EXERCISE BRIEF: Return the data exactly, with all pictures removed.

AVAILABLE DATA:

***

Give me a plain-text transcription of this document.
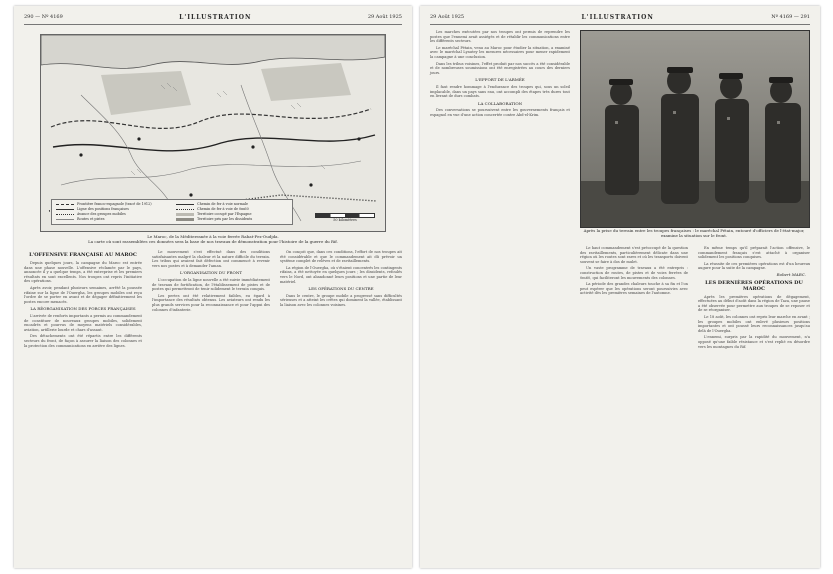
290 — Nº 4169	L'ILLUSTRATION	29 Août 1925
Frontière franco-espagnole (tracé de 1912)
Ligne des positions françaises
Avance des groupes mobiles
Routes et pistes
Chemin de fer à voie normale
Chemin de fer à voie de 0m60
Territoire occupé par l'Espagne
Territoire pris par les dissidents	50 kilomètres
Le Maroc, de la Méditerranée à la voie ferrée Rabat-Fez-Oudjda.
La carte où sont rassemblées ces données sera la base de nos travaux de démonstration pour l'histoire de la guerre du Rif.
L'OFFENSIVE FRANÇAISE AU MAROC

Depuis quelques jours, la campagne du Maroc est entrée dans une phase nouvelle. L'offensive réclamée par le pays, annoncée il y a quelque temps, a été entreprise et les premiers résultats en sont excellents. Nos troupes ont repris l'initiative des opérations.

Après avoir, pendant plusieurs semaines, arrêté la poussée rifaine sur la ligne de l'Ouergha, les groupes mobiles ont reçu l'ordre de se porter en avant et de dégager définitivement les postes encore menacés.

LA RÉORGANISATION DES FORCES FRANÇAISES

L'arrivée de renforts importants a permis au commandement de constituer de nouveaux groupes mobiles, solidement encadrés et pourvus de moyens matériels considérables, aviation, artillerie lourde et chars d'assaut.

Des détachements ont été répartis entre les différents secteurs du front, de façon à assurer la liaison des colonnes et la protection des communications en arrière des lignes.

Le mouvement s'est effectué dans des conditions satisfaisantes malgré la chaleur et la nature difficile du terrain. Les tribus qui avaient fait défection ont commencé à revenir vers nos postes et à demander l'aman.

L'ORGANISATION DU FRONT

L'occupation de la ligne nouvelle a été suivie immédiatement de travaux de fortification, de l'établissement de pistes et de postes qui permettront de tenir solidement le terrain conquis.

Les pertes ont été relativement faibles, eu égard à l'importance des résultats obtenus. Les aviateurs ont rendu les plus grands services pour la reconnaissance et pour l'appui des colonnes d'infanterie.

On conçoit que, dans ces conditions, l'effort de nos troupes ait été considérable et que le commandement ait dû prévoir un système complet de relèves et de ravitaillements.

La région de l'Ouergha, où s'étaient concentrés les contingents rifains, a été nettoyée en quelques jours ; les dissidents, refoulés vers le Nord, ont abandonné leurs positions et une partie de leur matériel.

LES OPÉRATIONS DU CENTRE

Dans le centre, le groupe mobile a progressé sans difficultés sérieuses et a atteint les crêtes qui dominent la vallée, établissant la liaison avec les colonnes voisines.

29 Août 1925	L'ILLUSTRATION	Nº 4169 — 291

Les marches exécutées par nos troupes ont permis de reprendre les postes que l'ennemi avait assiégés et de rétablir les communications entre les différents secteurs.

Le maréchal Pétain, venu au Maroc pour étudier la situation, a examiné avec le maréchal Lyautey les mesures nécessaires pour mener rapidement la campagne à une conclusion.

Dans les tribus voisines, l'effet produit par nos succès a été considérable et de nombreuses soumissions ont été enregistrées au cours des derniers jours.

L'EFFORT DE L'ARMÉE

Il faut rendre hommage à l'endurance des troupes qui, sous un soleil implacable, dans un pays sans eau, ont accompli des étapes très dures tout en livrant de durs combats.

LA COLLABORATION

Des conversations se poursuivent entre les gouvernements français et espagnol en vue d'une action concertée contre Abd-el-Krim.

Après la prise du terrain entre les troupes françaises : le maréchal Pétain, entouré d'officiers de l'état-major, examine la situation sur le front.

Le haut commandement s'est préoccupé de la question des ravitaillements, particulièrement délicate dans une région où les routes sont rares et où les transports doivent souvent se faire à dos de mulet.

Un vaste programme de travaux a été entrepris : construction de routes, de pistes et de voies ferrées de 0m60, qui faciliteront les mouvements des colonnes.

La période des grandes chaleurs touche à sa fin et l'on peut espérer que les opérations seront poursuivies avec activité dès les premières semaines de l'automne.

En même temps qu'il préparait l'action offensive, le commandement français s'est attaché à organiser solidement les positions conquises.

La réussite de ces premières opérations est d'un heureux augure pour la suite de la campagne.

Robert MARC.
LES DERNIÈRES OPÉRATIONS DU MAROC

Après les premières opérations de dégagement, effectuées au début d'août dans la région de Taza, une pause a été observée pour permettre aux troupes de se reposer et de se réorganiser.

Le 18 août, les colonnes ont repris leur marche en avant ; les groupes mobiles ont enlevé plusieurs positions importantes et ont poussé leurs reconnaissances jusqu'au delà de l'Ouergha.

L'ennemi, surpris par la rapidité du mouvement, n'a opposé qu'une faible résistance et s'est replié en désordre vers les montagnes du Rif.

***

COMPLETE RESPONSE:
Give me a plain-text transcription of this document.
290 — Nº 4169	L'ILLUSTRATION	29 Août 1925
Frontière franco-espagnole (tracé de 1912)
Ligne des positions françaises
Avance des groupes mobiles
Routes et pistes
Chemin de fer à voie normale
Chemin de fer à voie de 0m60
Territoire occupé par l'Espagne
Territoire pris par les dissidents	50 kilomètres
Le Maroc, de la Méditerranée à la voie ferrée Rabat-Fez-Oudjda.
La carte où sont rassemblées ces données sera la base de nos travaux de démonstration pour l'histoire de la guerre du Rif.
L'OFFENSIVE FRANÇAISE AU MAROC

Depuis quelques jours, la campagne du Maroc est entrée dans une phase nouvelle. L'offensive réclamée par le pays, annoncée il y a quelque temps, a été entreprise et les premiers résultats en sont excellents. Nos troupes ont repris l'initiative des opérations.

Après avoir, pendant plusieurs semaines, arrêté la poussée rifaine sur la ligne de l'Ouergha, les groupes mobiles ont reçu l'ordre de se porter en avant et de dégager définitivement les postes encore menacés.

LA RÉORGANISATION DES FORCES FRANÇAISES

L'arrivée de renforts importants a permis au commandement de constituer de nouveaux groupes mobiles, solidement encadrés et pourvus de moyens matériels considérables, aviation, artillerie lourde et chars d'assaut.

Des détachements ont été répartis entre les différents secteurs du front, de façon à assurer la liaison des colonnes et la protection des communications en arrière des lignes.

Le mouvement s'est effectué dans des conditions satisfaisantes malgré la chaleur et la nature difficile du terrain. Les tribus qui avaient fait défection ont commencé à revenir vers nos postes et à demander l'aman.

L'ORGANISATION DU FRONT

L'occupation de la ligne nouvelle a été suivie immédiatement de travaux de fortification, de l'établissement de pistes et de postes qui permettront de tenir solidement le terrain conquis.

Les pertes ont été relativement faibles, eu égard à l'importance des résultats obtenus. Les aviateurs ont rendu les plus grands services pour la reconnaissance et pour l'appui des colonnes d'infanterie.

On conçoit que, dans ces conditions, l'effort de nos troupes ait été considérable et que le commandement ait dû prévoir un système complet de relèves et de ravitaillements.

La région de l'Ouergha, où s'étaient concentrés les contingents rifains, a été nettoyée en quelques jours ; les dissidents, refoulés vers le Nord, ont abandonné leurs positions et une partie de leur matériel.

LES OPÉRATIONS DU CENTRE

Dans le centre, le groupe mobile a progressé sans difficultés sérieuses et a atteint les crêtes qui dominent la vallée, établissant la liaison avec les colonnes voisines.

29 Août 1925	L'ILLUSTRATION	Nº 4169 — 291

Les marches exécutées par nos troupes ont permis de reprendre les postes que l'ennemi avait assiégés et de rétablir les communications entre les différents secteurs.

Le maréchal Pétain, venu au Maroc pour étudier la situation, a examiné avec le maréchal Lyautey les mesures nécessaires pour mener rapidement la campagne à une conclusion.

Dans les tribus voisines, l'effet produit par nos succès a été considérable et de nombreuses soumissions ont été enregistrées au cours des derniers jours.

L'EFFORT DE L'ARMÉE

Il faut rendre hommage à l'endurance des troupes qui, sous un soleil implacable, dans un pays sans eau, ont accompli des étapes très dures tout en livrant de durs combats.

LA COLLABORATION

Des conversations se poursuivent entre les gouvernements français et espagnol en vue d'une action concertée contre Abd-el-Krim.

Après la prise du terrain entre les troupes françaises : le maréchal Pétain, entouré d'officiers de l'état-major, examine la situation sur le front.

Le haut commandement s'est préoccupé de la question des ravitaillements, particulièrement délicate dans une région où les routes sont rares et où les transports doivent souvent se faire à dos de mulet.

Un vaste programme de travaux a été entrepris : construction de routes, de pistes et de voies ferrées de 0m60, qui faciliteront les mouvements des colonnes.

La période des grandes chaleurs touche à sa fin et l'on peut espérer que les opérations seront poursuivies avec activité dès les premières semaines de l'automne.

En même temps qu'il préparait l'action offensive, le commandement français s'est attaché à organiser solidement les positions conquises.

La réussite de ces premières opérations est d'un heureux augure pour la suite de la campagne.

Robert MARC.
LES DERNIÈRES OPÉRATIONS DU MAROC

Après les premières opérations de dégagement, effectuées au début d'août dans la région de Taza, une pause a été observée pour permettre aux troupes de se reposer et de se réorganiser.

Le 18 août, les colonnes ont repris leur marche en avant ; les groupes mobiles ont enlevé plusieurs positions importantes et ont poussé leurs reconnaissances jusqu'au delà de l'Ouergha.

L'ennemi, surpris par la rapidité du mouvement, n'a opposé qu'une faible résistance et s'est replié en désordre vers les montagnes du Rif.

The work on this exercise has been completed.